>>>>>

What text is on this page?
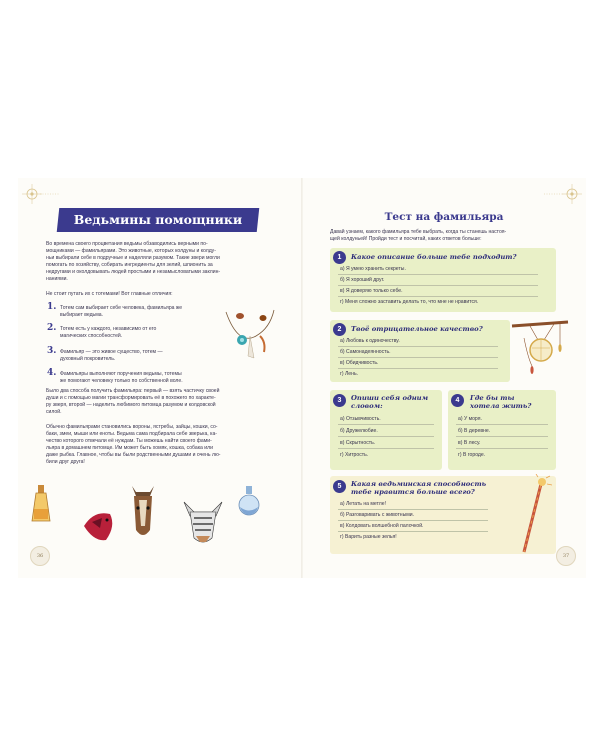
Ведьмины помощники
Во времена своего процветания ведьмы обзаводились верными по-
мощниками — фамильярами. Это животные, которых колдуны и колду-
ньи выбирали себе в подручные и наделяли разумом. Такие звери могли
помогать по хозяйству, собирать ингредиенты для зелий, шпионить за
недругами и околдовывать людей простыми и незамысловатыми заклин-
наниями.
Не стоит путать их с тотемами! Вот главные отличия:
1. Тотем сам выбирает себе человека, фамильяра же
выбирает ведьма.
2. Тотем есть у каждого, независимо от его
магических способностей.
3. Фамильяр — это живое существо, тотем —
духовный покровитель.
4. Фамильяры выполняют поручения ведьмы, тотемы
же помогают человеку только по собственной воле.
Было два способа получить фамильяра: первый — взять частичку своей
души и с помощью магии трансформировать её в похожего по характе-
ру зверя, второй — наделить любимого питомца разумом и колдовской
силой.
Обычно фамильярами становились вороны, ястребы, зайцы, кошки, со-
баки, змеи, мыши или еноты. Ведьма сама подбирала себе зверька, ка-
чество которого отвечали её нуждам. Ты можешь найти своего фами-
льяра в домашнем питомце. Им может быть хомяк, кошка, собака или
даже рыбка. Главное, чтобы вы были родственными душами и очень лю-
били друг друга!
36
Тест на фамильяра
Давай узнаем, какого фамильяра тебе выбрать, когда ты станешь настоя-
щей колдуньей! Пройди тест и посчитай, каких ответов больше:
1	Какое описание больше тебе подходит?
а) Я умею хранить секреты.
б) Я хороший друг.
в) Я доверяю только себе.
г) Меня сложно заставить делать то, что мне не нравится.
2	Твоё отрицательное качество?
а) Любовь к одиночеству.
б) Самонадеянность.
в) Обидчивость.
г) Лень.
3	Опиши себя одним
словом:
а) Отзывчивость.
б) Дружелюбие.
в) Скрытность.
г) Хитрость.
4	Где бы ты
хотела жить?
а) У моря.
б) В деревне.
в) В лесу.
г) В городе.
5	Какая ведьминская способность
тебе нравится больше всего?
а) Летать на метле!
б) Разговаривать с животными.
в) Колдовать волшебной палочкой.
г) Варить разные зелья!
37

<<<<<

*What you should do*.
Return to the listing above and set it down exactly, leaving out its pictures.

*Expected answer*.
What text is on this page?
Ведьмины помощники
Во времена своего процветания ведьмы обзаводились верными по-
мощниками — фамильярами. Это животные, которых колдуны и колду-
ньи выбирали себе в подручные и наделяли разумом. Такие звери могли
помогать по хозяйству, собирать ингредиенты для зелий, шпионить за
недругами и околдовывать людей простыми и незамысловатыми заклин-
наниями.
Не стоит путать их с тотемами! Вот главные отличия:
1. Тотем сам выбирает себе человека, фамильяра же
выбирает ведьма.
2. Тотем есть у каждого, независимо от его
магических способностей.
3. Фамильяр — это живое существо, тотем —
духовный покровитель.
4. Фамильяры выполняют поручения ведьмы, тотемы
же помогают человеку только по собственной воле.
Было два способа получить фамильяра: первый — взять частичку своей
души и с помощью магии трансформировать её в похожего по характе-
ру зверя, второй — наделить любимого питомца разумом и колдовской
силой.
Обычно фамильярами становились вороны, ястребы, зайцы, кошки, со-
баки, змеи, мыши или еноты. Ведьма сама подбирала себе зверька, ка-
чество которого отвечали её нуждам. Ты можешь найти своего фами-
льяра в домашнем питомце. Им может быть хомяк, кошка, собака или
даже рыбка. Главное, чтобы вы были родственными душами и очень лю-
били друг друга!
36
Тест на фамильяра
Давай узнаем, какого фамильяра тебе выбрать, когда ты станешь настоя-
щей колдуньей! Пройди тест и посчитай, каких ответов больше:
1	Какое описание больше тебе подходит?
а) Я умею хранить секреты.
б) Я хороший друг.
в) Я доверяю только себе.
г) Меня сложно заставить делать то, что мне не нравится.
2	Твоё отрицательное качество?
а) Любовь к одиночеству.
б) Самонадеянность.
в) Обидчивость.
г) Лень.
3	Опиши себя одним
словом:
а) Отзывчивость.
б) Дружелюбие.
в) Скрытность.
г) Хитрость.
4	Где бы ты
хотела жить?
а) У моря.
б) В деревне.
в) В лесу.
г) В городе.
5	Какая ведьминская способность
тебе нравится больше всего?
а) Летать на метле!
б) Разговаривать с животными.
в) Колдовать волшебной палочкой.
г) Варить разные зелья!
37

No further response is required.